─── Data supplied
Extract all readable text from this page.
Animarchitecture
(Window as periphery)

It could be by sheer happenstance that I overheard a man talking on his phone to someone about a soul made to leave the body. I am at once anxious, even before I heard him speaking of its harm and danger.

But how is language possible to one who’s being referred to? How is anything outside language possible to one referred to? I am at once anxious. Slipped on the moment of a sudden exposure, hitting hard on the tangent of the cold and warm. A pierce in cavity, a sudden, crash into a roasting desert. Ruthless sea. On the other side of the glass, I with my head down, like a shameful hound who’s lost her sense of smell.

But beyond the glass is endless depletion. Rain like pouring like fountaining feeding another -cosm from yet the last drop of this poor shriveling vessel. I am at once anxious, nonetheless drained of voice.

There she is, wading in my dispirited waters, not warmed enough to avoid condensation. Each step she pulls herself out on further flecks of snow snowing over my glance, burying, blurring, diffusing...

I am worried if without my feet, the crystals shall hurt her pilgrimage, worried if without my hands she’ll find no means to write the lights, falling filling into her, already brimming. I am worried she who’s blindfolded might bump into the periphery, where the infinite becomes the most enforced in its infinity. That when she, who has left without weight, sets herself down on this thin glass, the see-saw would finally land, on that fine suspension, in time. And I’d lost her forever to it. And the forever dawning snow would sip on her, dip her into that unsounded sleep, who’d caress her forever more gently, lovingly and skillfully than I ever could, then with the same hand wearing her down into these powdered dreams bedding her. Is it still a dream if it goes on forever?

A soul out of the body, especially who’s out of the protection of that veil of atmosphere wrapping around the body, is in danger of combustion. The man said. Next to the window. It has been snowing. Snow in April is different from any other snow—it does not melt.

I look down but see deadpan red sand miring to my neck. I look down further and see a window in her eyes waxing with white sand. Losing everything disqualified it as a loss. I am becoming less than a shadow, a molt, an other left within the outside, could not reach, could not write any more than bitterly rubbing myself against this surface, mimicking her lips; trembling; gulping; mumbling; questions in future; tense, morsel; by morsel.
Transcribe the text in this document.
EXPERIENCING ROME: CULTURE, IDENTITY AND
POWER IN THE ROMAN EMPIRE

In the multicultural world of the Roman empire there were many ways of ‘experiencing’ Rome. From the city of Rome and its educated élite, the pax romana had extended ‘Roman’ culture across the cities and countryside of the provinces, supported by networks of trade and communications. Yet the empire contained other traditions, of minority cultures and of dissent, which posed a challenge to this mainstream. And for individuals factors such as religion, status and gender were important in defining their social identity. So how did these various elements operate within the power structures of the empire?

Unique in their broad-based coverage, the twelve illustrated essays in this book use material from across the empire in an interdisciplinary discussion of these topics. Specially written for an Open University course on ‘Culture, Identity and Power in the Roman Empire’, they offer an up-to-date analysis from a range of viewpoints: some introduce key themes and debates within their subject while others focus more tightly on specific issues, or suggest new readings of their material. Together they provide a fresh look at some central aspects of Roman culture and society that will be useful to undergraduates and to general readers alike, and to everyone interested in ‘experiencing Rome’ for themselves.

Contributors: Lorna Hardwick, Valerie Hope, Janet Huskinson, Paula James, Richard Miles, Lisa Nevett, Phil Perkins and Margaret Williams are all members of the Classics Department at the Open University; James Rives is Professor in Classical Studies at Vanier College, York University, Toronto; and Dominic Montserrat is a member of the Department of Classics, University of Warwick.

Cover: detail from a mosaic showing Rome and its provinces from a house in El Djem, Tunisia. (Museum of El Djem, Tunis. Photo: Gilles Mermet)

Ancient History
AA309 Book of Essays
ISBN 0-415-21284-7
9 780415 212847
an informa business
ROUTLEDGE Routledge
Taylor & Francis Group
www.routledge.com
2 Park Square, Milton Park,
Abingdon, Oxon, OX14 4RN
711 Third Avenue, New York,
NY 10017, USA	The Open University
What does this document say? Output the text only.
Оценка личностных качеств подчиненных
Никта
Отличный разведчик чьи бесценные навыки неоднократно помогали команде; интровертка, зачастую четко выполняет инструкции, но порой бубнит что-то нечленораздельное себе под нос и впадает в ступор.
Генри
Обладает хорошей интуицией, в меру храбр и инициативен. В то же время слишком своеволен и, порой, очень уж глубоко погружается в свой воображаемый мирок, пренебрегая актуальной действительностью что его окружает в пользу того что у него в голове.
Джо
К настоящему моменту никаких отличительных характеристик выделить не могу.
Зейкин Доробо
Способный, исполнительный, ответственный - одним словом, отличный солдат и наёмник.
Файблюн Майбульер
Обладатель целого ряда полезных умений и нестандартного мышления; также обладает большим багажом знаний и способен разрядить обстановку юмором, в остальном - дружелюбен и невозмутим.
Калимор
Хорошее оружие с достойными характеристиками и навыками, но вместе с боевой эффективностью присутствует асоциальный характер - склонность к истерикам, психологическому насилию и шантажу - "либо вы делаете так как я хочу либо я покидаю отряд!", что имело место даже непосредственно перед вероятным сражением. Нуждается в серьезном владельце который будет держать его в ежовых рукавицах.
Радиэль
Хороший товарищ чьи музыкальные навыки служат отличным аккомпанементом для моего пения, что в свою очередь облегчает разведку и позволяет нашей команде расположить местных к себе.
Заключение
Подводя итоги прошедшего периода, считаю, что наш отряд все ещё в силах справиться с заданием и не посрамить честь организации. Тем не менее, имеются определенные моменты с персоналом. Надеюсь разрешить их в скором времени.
──────
=== Do this ===
Retype every record above exactly as it appears.

=== Reply ===
Extract all readable text from this page.
Animarchitecture
(Window as periphery)

It could be by sheer happenstance that I overheard a man talking on his phone to someone about a soul made to leave the body. I am at once anxious, even before I heard him speaking of its harm and danger.

But how is language possible to one who’s being referred to? How is anything outside language possible to one referred to? I am at once anxious. Slipped on the moment of a sudden exposure, hitting hard on the tangent of the cold and warm. A pierce in cavity, a sudden, crash into a roasting desert. Ruthless sea. On the other side of the glass, I with my head down, like a shameful hound who’s lost her sense of smell.

But beyond the glass is endless depletion. Rain like pouring like fountaining feeding another -cosm from yet the last drop of this poor shriveling vessel. I am at once anxious, nonetheless drained of voice.

There she is, wading in my dispirited waters, not warmed enough to avoid condensation. Each step she pulls herself out on further flecks of snow snowing over my glance, burying, blurring, diffusing...

I am worried if without my feet, the crystals shall hurt her pilgrimage, worried if without my hands she’ll find no means to write the lights, falling filling into her, already brimming. I am worried she who’s blindfolded might bump into the periphery, where the infinite becomes the most enforced in its infinity. That when she, who has left without weight, sets herself down on this thin glass, the see-saw would finally land, on that fine suspension, in time. And I’d lost her forever to it. And the forever dawning snow would sip on her, dip her into that unsounded sleep, who’d caress her forever more gently, lovingly and skillfully than I ever could, then with the same hand wearing her down into these powdered dreams bedding her. Is it still a dream if it goes on forever?

A soul out of the body, especially who’s out of the protection of that veil of atmosphere wrapping around the body, is in danger of combustion. The man said. Next to the window. It has been snowing. Snow in April is different from any other snow—it does not melt.

I look down but see deadpan red sand miring to my neck. I look down further and see a window in her eyes waxing with white sand. Losing everything disqualified it as a loss. I am becoming less than a shadow, a molt, an other left within the outside, could not reach, could not write any more than bitterly rubbing myself against this surface, mimicking her lips; trembling; gulping; mumbling; questions in future; tense, morsel; by morsel.
Transcribe the text in this document.
EXPERIENCING ROME: CULTURE, IDENTITY AND
POWER IN THE ROMAN EMPIRE

In the multicultural world of the Roman empire there were many ways of ‘experiencing’ Rome. From the city of Rome and its educated élite, the pax romana had extended ‘Roman’ culture across the cities and countryside of the provinces, supported by networks of trade and communications. Yet the empire contained other traditions, of minority cultures and of dissent, which posed a challenge to this mainstream. And for individuals factors such as religion, status and gender were important in defining their social identity. So how did these various elements operate within the power structures of the empire?

Unique in their broad-based coverage, the twelve illustrated essays in this book use material from across the empire in an interdisciplinary discussion of these topics. Specially written for an Open University course on ‘Culture, Identity and Power in the Roman Empire’, they offer an up-to-date analysis from a range of viewpoints: some introduce key themes and debates within their subject while others focus more tightly on specific issues, or suggest new readings of their material. Together they provide a fresh look at some central aspects of Roman culture and society that will be useful to undergraduates and to general readers alike, and to everyone interested in ‘experiencing Rome’ for themselves.

Contributors: Lorna Hardwick, Valerie Hope, Janet Huskinson, Paula James, Richard Miles, Lisa Nevett, Phil Perkins and Margaret Williams are all members of the Classics Department at the Open University; James Rives is Professor in Classical Studies at Vanier College, York University, Toronto; and Dominic Montserrat is a member of the Department of Classics, University of Warwick.

Cover: detail from a mosaic showing Rome and its provinces from a house in El Djem, Tunisia. (Museum of El Djem, Tunis. Photo: Gilles Mermet)

Ancient History
AA309 Book of Essays
ISBN 0-415-21284-7
9 780415 212847
an informa business
ROUTLEDGE Routledge
Taylor & Francis Group
www.routledge.com
2 Park Square, Milton Park,
Abingdon, Oxon, OX14 4RN
711 Third Avenue, New York,
NY 10017, USA	The Open University
What does this document say? Output the text only.
Оценка личностных качеств подчиненных
Никта
Отличный разведчик чьи бесценные навыки неоднократно помогали команде; интровертка, зачастую четко выполняет инструкции, но порой бубнит что-то нечленораздельное себе под нос и впадает в ступор.
Генри
Обладает хорошей интуицией, в меру храбр и инициативен. В то же время слишком своеволен и, порой, очень уж глубоко погружается в свой воображаемый мирок, пренебрегая актуальной действительностью что его окружает в пользу того что у него в голове.
Джо
К настоящему моменту никаких отличительных характеристик выделить не могу.
Зейкин Доробо
Способный, исполнительный, ответственный - одним словом, отличный солдат и наёмник.
Файблюн Майбульер
Обладатель целого ряда полезных умений и нестандартного мышления; также обладает большим багажом знаний и способен разрядить обстановку юмором, в остальном - дружелюбен и невозмутим.
Калимор
Хорошее оружие с достойными характеристиками и навыками, но вместе с боевой эффективностью присутствует асоциальный характер - склонность к истерикам, психологическому насилию и шантажу - "либо вы делаете так как я хочу либо я покидаю отряд!", что имело место даже непосредственно перед вероятным сражением. Нуждается в серьезном владельце который будет держать его в ежовых рукавицах.
Радиэль
Хороший товарищ чьи музыкальные навыки служат отличным аккомпанементом для моего пения, что в свою очередь облегчает разведку и позволяет нашей команде расположить местных к себе.
Заключение
Подводя итоги прошедшего периода, считаю, что наш отряд все ещё в силах справиться с заданием и не посрамить честь организации. Тем не менее, имеются определенные моменты с персоналом. Надеюсь разрешить их в скором времени.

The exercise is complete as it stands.